# Exercise brief:
How many of the lines contain the string "Mittel"? Give the number, with no other words.

# Available data:
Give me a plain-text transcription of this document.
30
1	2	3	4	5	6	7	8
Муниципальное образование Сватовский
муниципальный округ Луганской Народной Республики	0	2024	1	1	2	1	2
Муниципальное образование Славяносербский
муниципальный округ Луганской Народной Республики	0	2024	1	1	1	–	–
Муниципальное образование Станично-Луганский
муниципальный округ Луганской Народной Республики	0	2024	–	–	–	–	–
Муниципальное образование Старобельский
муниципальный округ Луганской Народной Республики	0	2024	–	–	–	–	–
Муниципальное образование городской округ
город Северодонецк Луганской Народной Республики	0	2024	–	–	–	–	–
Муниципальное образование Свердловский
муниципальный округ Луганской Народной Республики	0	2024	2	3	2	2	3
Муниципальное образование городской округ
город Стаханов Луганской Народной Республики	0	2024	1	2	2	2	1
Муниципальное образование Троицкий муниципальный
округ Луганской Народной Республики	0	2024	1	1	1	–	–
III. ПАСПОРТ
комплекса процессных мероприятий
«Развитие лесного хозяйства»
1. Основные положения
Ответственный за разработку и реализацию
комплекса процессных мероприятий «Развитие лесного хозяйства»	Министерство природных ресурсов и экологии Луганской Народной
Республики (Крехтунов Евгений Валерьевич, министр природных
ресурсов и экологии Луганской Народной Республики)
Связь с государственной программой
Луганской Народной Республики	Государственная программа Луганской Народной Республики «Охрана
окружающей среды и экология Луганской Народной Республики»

* * *

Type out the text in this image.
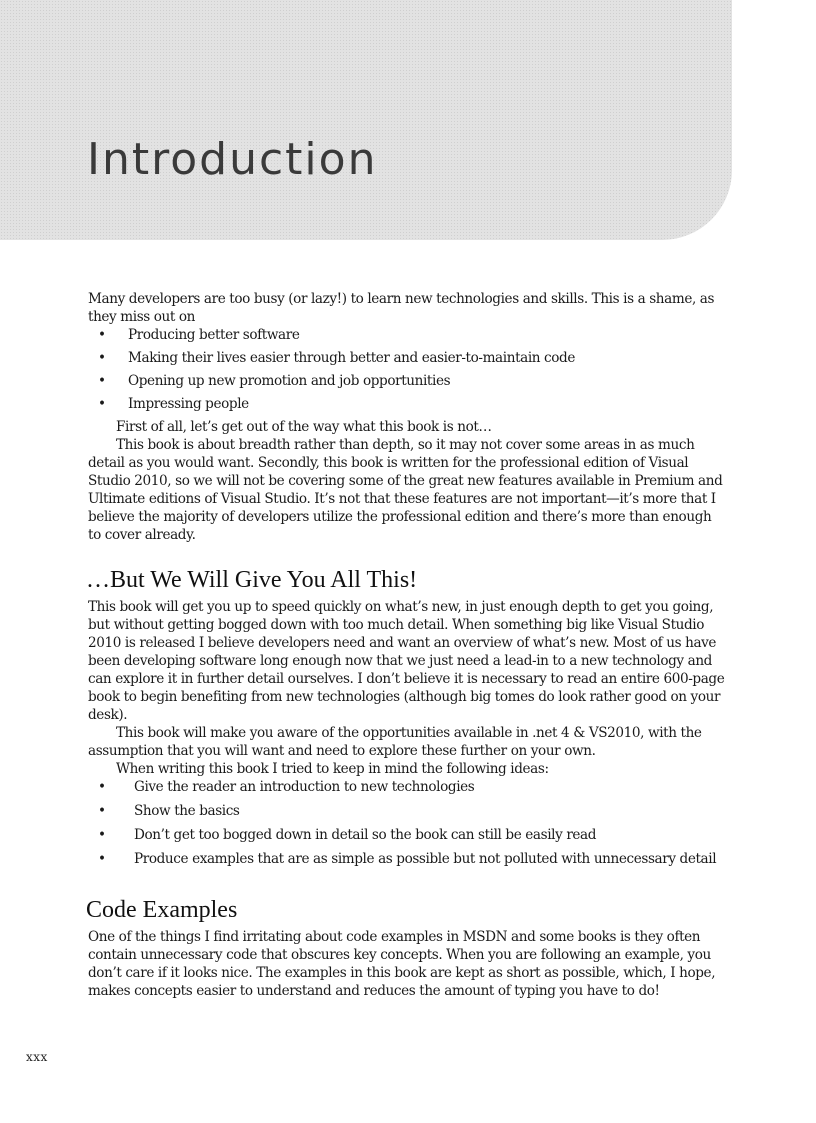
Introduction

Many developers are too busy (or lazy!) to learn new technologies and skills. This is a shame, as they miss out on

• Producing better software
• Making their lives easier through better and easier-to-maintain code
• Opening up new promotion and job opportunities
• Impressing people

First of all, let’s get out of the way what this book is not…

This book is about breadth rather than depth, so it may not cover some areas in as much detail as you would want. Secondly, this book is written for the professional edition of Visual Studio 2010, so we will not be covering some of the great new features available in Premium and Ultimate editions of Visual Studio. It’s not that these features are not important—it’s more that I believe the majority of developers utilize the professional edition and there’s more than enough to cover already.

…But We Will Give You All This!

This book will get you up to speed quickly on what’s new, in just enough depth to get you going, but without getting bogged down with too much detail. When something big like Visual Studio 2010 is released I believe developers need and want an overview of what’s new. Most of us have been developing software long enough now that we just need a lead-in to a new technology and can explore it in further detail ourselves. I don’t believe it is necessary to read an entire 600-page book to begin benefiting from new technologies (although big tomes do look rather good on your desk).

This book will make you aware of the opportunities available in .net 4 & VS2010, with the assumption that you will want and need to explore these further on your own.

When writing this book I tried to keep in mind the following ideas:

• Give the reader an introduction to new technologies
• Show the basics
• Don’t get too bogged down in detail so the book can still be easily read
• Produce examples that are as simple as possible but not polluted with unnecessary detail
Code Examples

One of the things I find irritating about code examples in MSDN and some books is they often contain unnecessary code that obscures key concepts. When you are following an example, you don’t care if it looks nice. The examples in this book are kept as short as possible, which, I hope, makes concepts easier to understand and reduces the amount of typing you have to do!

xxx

==

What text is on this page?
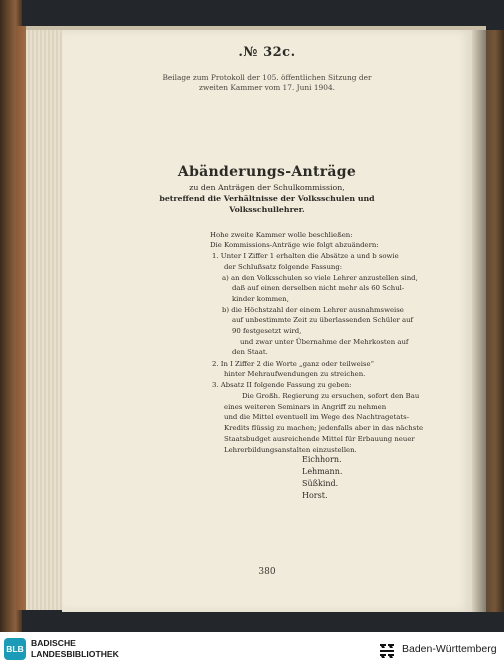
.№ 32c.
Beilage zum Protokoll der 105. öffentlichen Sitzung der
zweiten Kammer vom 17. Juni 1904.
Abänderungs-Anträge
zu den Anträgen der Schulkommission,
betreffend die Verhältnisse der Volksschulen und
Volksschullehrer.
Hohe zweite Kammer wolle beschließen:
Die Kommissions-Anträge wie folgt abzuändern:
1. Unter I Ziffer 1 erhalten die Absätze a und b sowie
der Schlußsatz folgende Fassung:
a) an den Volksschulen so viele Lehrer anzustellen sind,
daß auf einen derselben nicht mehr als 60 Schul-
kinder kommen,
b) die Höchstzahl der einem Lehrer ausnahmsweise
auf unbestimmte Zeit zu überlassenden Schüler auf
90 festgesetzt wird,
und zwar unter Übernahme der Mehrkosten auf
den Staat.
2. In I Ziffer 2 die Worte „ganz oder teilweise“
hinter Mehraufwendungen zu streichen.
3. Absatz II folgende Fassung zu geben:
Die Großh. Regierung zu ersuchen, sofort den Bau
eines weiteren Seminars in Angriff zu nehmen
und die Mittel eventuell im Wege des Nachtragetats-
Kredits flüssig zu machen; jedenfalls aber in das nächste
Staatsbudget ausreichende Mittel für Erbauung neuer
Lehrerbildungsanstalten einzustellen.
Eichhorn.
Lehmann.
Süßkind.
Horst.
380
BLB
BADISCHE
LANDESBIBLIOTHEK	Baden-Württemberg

# Full solution:
2